(Data entries for graphics)
━━━━━━━━━━━━━━━━━━━━

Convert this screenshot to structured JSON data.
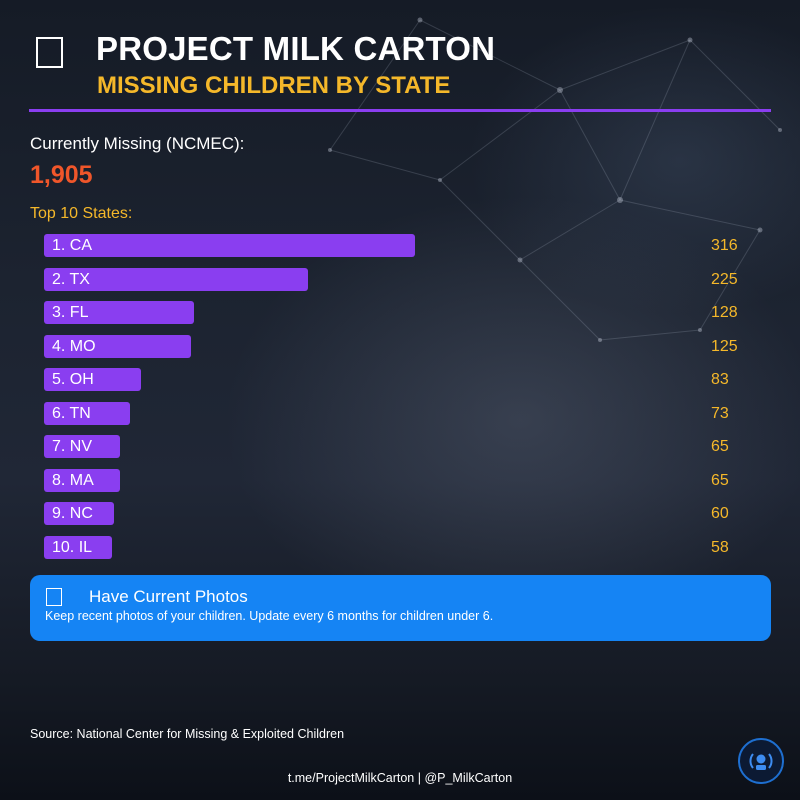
{
  "header": {
    "title": "PROJECT MILK CARTON",
    "subtitle": "MISSING CHILDREN BY STATE",
    "icon": "box-icon"
  },
  "summary": {
    "label": "Currently Missing (NCMEC):",
    "value": "1,905"
  },
  "chart_data": {
    "type": "bar",
    "orientation": "horizontal",
    "title": "Top 10 States:",
    "categories": [
      "1. CA",
      "2. TX",
      "3. FL",
      "4. MO",
      "5. OH",
      "6. TN",
      "7. NV",
      "8. MA",
      "9. NC",
      "10. IL"
    ],
    "values": [
      316,
      225,
      128,
      125,
      83,
      73,
      65,
      65,
      60,
      58
    ],
    "value_labels": [
      "316",
      "225",
      "128",
      "125",
      "83",
      "73",
      "65",
      "65",
      "60",
      "58"
    ],
    "bar_color": "#8a3ef0",
    "value_color": "#f5b82a",
    "grid": false,
    "legend": "none"
  },
  "tip": {
    "icon": "photo-icon",
    "title": "Have Current Photos",
    "body": "Keep recent photos of your children. Update every 6 months for children under 6.",
    "color": "#1584f4"
  },
  "source": "Source: National Center for Missing & Exploited Children",
  "footer": "t.me/ProjectMilkCarton | @P_MilkCarton",
  "logo": "broadcast-logo-icon",
  "colors": {
    "accent": "#8a3ef0",
    "highlight": "#f5b82a",
    "alert": "#f0562a"
  }
}
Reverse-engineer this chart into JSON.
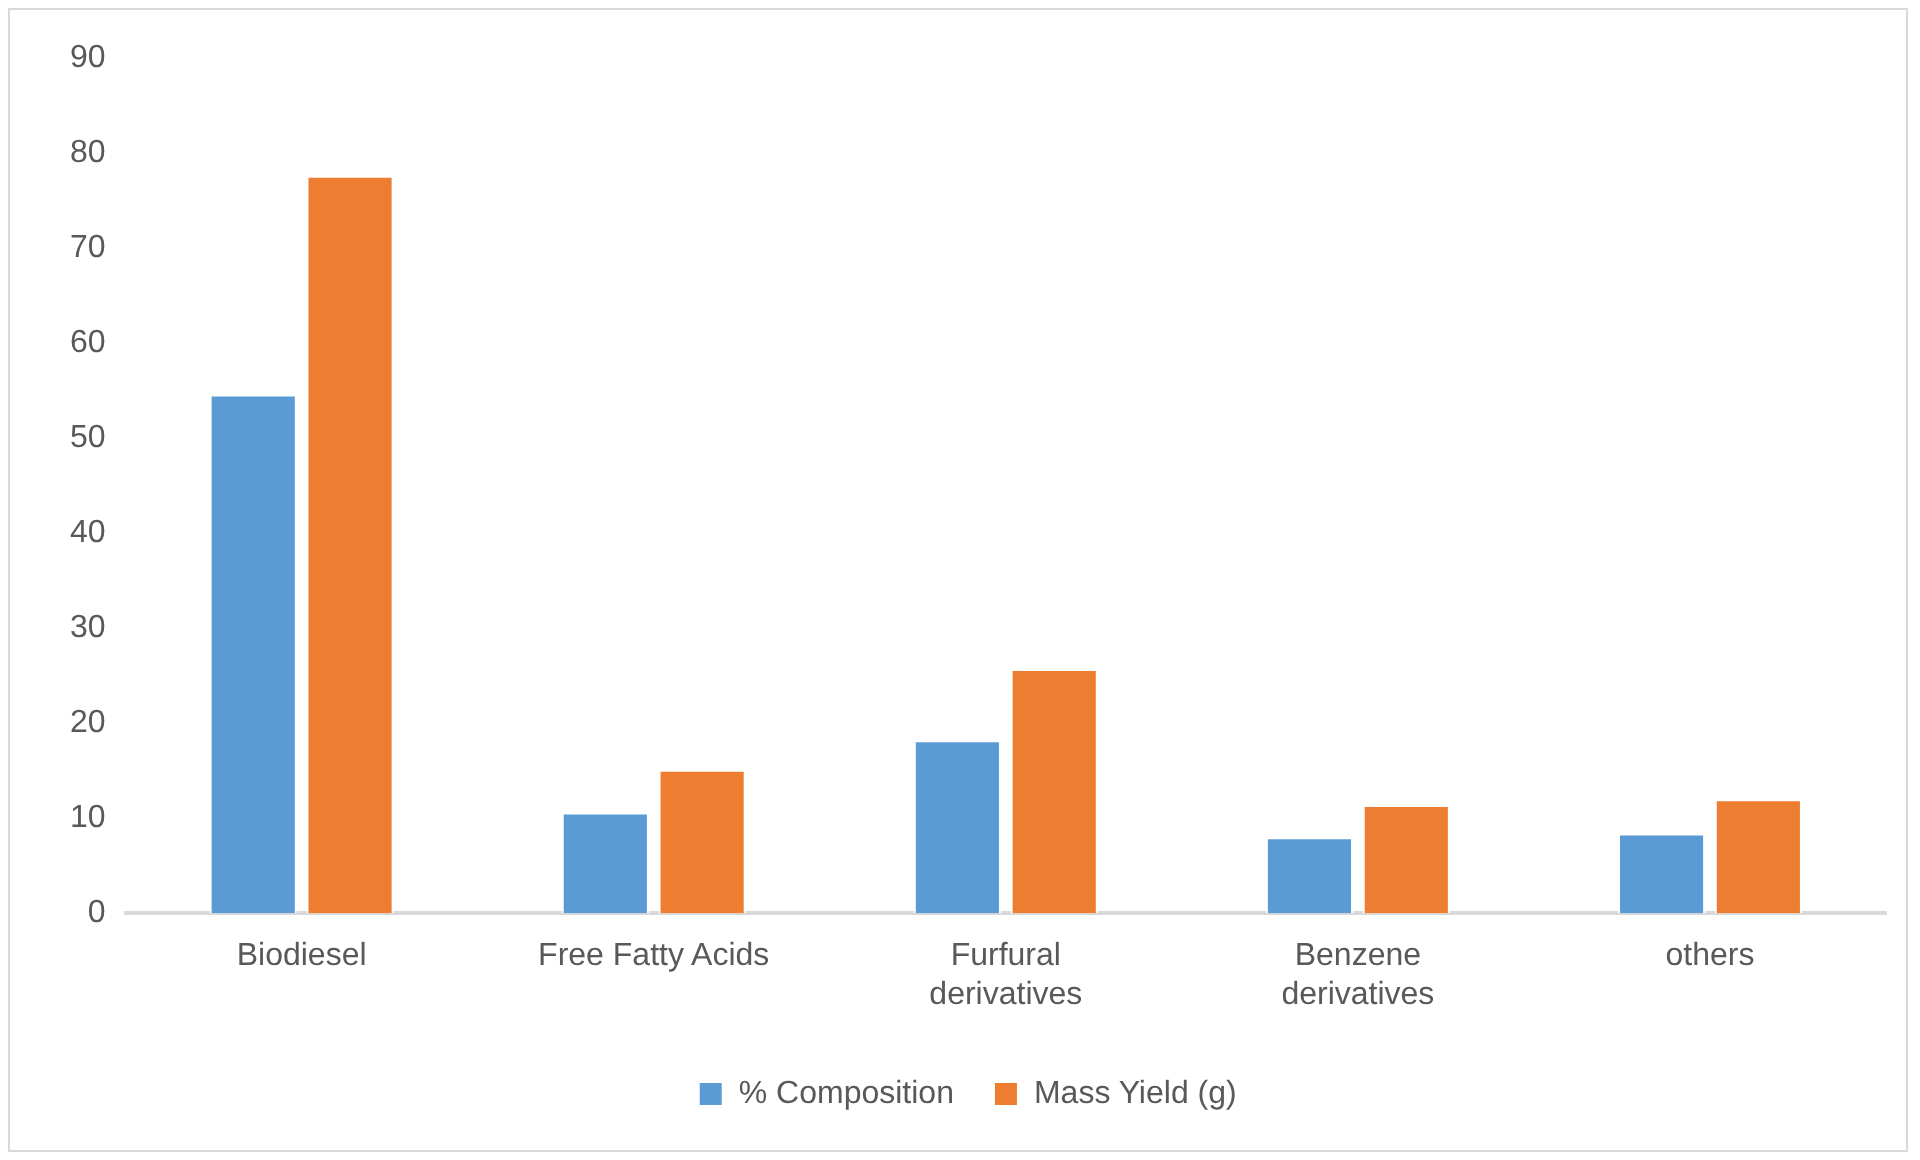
{
  "chart_data": {
    "type": "bar",
    "categories": [
      "Biodiesel",
      "Free Fatty Acids",
      "Furfural derivatives",
      "Benzene derivatives",
      "others"
    ],
    "series": [
      {
        "name": "% Composition",
        "color": "#5b9bd5",
        "values": [
          54.6,
          10.6,
          18.2,
          8.0,
          8.4
        ]
      },
      {
        "name": "Mass Yield (g)",
        "color": "#ed7d31",
        "values": [
          77.6,
          15.1,
          25.7,
          11.4,
          12.0
        ]
      }
    ],
    "ylim": [
      0,
      90
    ],
    "yticks": [
      0,
      10,
      20,
      30,
      40,
      50,
      60,
      70,
      80,
      90
    ],
    "grid": false,
    "legend": "bottom"
  }
}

━━━━━━━━━━━━━━━━━━━━

**THE EXERCISE**
Set down only the lines running from the line with "Reverse-engineer this chart into JSON." to the end of the entries, inclusive; omit every picture.

**OUTPUT**
Reverse-engineer this chart into JSON.
{
  "chart_data": {
    "type": "bar",
    "categories": [
      "Biodiesel",
      "Free Fatty Acids",
      "Furfural derivatives",
      "Benzene derivatives",
      "others"
    ],
    "series": [
      {
        "name": "% Composition",
        "color": "#5b9bd5",
        "values": [
          54.6,
          10.6,
          18.2,
          8.0,
          8.4
        ]
      },
      {
        "name": "Mass Yield (g)",
        "color": "#ed7d31",
        "values": [
          77.6,
          15.1,
          25.7,
          11.4,
          12.0
        ]
      }
    ],
    "ylim": [
      0,
      90
    ],
    "yticks": [
      0,
      10,
      20,
      30,
      40,
      50,
      60,
      70,
      80,
      90
    ],
    "grid": false,
    "legend": "bottom"
  }
}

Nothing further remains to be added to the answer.